Data items

• • • • •

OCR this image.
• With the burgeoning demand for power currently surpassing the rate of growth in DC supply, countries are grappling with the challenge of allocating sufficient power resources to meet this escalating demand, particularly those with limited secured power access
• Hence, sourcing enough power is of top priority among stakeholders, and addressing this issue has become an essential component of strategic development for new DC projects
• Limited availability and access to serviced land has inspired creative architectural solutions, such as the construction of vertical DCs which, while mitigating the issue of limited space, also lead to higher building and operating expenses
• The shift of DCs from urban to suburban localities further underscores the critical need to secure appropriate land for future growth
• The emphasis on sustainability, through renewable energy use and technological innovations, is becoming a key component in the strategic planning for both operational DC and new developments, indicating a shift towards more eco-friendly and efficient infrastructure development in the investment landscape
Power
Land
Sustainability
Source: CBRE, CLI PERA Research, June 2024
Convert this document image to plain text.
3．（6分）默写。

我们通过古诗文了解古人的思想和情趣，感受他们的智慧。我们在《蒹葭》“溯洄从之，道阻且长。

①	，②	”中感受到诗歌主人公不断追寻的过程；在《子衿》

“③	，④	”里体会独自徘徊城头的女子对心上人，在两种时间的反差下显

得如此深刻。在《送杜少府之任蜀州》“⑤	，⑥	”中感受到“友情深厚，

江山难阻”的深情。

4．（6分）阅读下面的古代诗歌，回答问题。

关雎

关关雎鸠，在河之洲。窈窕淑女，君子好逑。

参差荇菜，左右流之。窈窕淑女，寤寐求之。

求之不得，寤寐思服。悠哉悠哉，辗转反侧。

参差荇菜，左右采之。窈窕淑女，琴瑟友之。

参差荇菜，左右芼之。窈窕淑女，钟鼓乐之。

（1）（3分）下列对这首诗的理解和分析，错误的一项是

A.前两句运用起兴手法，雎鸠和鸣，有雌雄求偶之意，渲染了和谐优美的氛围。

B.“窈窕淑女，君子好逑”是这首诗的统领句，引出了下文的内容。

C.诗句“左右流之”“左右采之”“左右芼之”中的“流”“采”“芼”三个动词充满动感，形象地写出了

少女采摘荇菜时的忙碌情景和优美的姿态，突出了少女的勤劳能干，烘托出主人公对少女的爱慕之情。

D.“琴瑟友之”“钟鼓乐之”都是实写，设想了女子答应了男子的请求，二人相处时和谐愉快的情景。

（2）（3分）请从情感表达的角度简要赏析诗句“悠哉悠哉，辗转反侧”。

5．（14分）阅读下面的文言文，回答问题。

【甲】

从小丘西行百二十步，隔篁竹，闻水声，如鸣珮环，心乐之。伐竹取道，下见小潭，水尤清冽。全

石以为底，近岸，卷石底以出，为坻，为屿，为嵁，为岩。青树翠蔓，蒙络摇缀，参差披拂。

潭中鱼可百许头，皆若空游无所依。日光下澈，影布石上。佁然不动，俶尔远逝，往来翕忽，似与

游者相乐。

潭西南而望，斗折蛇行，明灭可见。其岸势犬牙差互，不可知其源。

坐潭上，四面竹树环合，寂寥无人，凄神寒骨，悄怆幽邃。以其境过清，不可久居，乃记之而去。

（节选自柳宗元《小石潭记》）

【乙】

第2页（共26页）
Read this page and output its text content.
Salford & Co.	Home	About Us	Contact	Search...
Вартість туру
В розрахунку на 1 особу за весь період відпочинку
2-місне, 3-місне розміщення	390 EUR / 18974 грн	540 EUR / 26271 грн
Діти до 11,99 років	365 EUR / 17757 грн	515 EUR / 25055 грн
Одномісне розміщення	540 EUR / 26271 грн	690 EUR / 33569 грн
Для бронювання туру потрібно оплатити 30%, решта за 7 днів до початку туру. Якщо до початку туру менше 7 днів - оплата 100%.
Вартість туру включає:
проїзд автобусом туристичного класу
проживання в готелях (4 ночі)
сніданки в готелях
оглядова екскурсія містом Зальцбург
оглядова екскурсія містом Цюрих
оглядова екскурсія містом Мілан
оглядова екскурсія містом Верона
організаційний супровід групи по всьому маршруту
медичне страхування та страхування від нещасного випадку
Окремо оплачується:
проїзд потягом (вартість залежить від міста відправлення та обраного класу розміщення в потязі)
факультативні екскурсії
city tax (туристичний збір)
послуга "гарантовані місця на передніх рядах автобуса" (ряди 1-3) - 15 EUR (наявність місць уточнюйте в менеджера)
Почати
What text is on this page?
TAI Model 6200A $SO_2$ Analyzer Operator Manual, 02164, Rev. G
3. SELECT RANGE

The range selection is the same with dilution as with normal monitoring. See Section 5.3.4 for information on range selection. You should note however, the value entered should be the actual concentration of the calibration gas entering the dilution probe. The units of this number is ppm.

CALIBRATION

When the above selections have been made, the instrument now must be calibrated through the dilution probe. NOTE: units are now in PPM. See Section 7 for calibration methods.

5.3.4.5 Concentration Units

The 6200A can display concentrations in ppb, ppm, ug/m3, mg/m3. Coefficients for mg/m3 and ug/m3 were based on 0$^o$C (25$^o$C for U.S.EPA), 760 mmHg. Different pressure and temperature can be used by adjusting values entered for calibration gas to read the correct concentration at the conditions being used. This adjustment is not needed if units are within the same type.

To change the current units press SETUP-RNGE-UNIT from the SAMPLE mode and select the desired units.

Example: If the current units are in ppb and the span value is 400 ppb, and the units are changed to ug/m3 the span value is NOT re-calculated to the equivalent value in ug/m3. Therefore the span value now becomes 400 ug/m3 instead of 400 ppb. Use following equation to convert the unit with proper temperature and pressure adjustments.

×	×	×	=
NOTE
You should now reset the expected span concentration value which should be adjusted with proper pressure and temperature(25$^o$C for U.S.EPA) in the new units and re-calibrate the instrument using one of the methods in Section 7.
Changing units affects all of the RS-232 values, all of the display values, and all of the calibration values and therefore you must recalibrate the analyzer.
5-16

• • • • •

TASK GOAL → Reproduce the data in its entirety, matching each character.

TASK RESULT →
OCR this image.
• With the burgeoning demand for power currently surpassing the rate of growth in DC supply, countries are grappling with the challenge of allocating sufficient power resources to meet this escalating demand, particularly those with limited secured power access
• Hence, sourcing enough power is of top priority among stakeholders, and addressing this issue has become an essential component of strategic development for new DC projects
• Limited availability and access to serviced land has inspired creative architectural solutions, such as the construction of vertical DCs which, while mitigating the issue of limited space, also lead to higher building and operating expenses
• The shift of DCs from urban to suburban localities further underscores the critical need to secure appropriate land for future growth
• The emphasis on sustainability, through renewable energy use and technological innovations, is becoming a key component in the strategic planning for both operational DC and new developments, indicating a shift towards more eco-friendly and efficient infrastructure development in the investment landscape
Power
Land
Sustainability
Source: CBRE, CLI PERA Research, June 2024
Convert this document image to plain text.
3．（6分）默写。

我们通过古诗文了解古人的思想和情趣，感受他们的智慧。我们在《蒹葭》“溯洄从之，道阻且长。

①	，②	”中感受到诗歌主人公不断追寻的过程；在《子衿》

“③	，④	”里体会独自徘徊城头的女子对心上人，在两种时间的反差下显

得如此深刻。在《送杜少府之任蜀州》“⑤	，⑥	”中感受到“友情深厚，

江山难阻”的深情。

4．（6分）阅读下面的古代诗歌，回答问题。

关雎

关关雎鸠，在河之洲。窈窕淑女，君子好逑。

参差荇菜，左右流之。窈窕淑女，寤寐求之。

求之不得，寤寐思服。悠哉悠哉，辗转反侧。

参差荇菜，左右采之。窈窕淑女，琴瑟友之。

参差荇菜，左右芼之。窈窕淑女，钟鼓乐之。

（1）（3分）下列对这首诗的理解和分析，错误的一项是

A.前两句运用起兴手法，雎鸠和鸣，有雌雄求偶之意，渲染了和谐优美的氛围。

B.“窈窕淑女，君子好逑”是这首诗的统领句，引出了下文的内容。

C.诗句“左右流之”“左右采之”“左右芼之”中的“流”“采”“芼”三个动词充满动感，形象地写出了

少女采摘荇菜时的忙碌情景和优美的姿态，突出了少女的勤劳能干，烘托出主人公对少女的爱慕之情。

D.“琴瑟友之”“钟鼓乐之”都是实写，设想了女子答应了男子的请求，二人相处时和谐愉快的情景。

（2）（3分）请从情感表达的角度简要赏析诗句“悠哉悠哉，辗转反侧”。

5．（14分）阅读下面的文言文，回答问题。

【甲】

从小丘西行百二十步，隔篁竹，闻水声，如鸣珮环，心乐之。伐竹取道，下见小潭，水尤清冽。全

石以为底，近岸，卷石底以出，为坻，为屿，为嵁，为岩。青树翠蔓，蒙络摇缀，参差披拂。

潭中鱼可百许头，皆若空游无所依。日光下澈，影布石上。佁然不动，俶尔远逝，往来翕忽，似与

游者相乐。

潭西南而望，斗折蛇行，明灭可见。其岸势犬牙差互，不可知其源。

坐潭上，四面竹树环合，寂寥无人，凄神寒骨，悄怆幽邃。以其境过清，不可久居，乃记之而去。

（节选自柳宗元《小石潭记》）

【乙】

第2页（共26页）
Read this page and output its text content.
Salford & Co.	Home	About Us	Contact	Search...
Вартість туру
В розрахунку на 1 особу за весь період відпочинку
2-місне, 3-місне розміщення	390 EUR / 18974 грн	540 EUR / 26271 грн
Діти до 11,99 років	365 EUR / 17757 грн	515 EUR / 25055 грн
Одномісне розміщення	540 EUR / 26271 грн	690 EUR / 33569 грн
Для бронювання туру потрібно оплатити 30%, решта за 7 днів до початку туру. Якщо до початку туру менше 7 днів - оплата 100%.
Вартість туру включає:
проїзд автобусом туристичного класу
проживання в готелях (4 ночі)
сніданки в готелях
оглядова екскурсія містом Зальцбург
оглядова екскурсія містом Цюрих
оглядова екскурсія містом Мілан
оглядова екскурсія містом Верона
організаційний супровід групи по всьому маршруту
медичне страхування та страхування від нещасного випадку
Окремо оплачується:
проїзд потягом (вартість залежить від міста відправлення та обраного класу розміщення в потязі)
факультативні екскурсії
city tax (туристичний збір)
послуга "гарантовані місця на передніх рядах автобуса" (ряди 1-3) - 15 EUR (наявність місць уточнюйте в менеджера)
Почати
What text is on this page?
TAI Model 6200A $SO_2$ Analyzer Operator Manual, 02164, Rev. G
3. SELECT RANGE

The range selection is the same with dilution as with normal monitoring. See Section 5.3.4 for information on range selection. You should note however, the value entered should be the actual concentration of the calibration gas entering the dilution probe. The units of this number is ppm.

CALIBRATION

When the above selections have been made, the instrument now must be calibrated through the dilution probe. NOTE: units are now in PPM. See Section 7 for calibration methods.

5.3.4.5 Concentration Units

The 6200A can display concentrations in ppb, ppm, ug/m3, mg/m3. Coefficients for mg/m3 and ug/m3 were based on 0$^o$C (25$^o$C for U.S.EPA), 760 mmHg. Different pressure and temperature can be used by adjusting values entered for calibration gas to read the correct concentration at the conditions being used. This adjustment is not needed if units are within the same type.

To change the current units press SETUP-RNGE-UNIT from the SAMPLE mode and select the desired units.

Example: If the current units are in ppb and the span value is 400 ppb, and the units are changed to ug/m3 the span value is NOT re-calculated to the equivalent value in ug/m3. Therefore the span value now becomes 400 ug/m3 instead of 400 ppb. Use following equation to convert the unit with proper temperature and pressure adjustments.

×	×	×	=
NOTE
You should now reset the expected span concentration value which should be adjusted with proper pressure and temperature(25$^o$C for U.S.EPA) in the new units and re-calibrate the instrument using one of the methods in Section 7.
Changing units affects all of the RS-232 values, all of the display values, and all of the calibration values and therefore you must recalibrate the analyzer.
5-16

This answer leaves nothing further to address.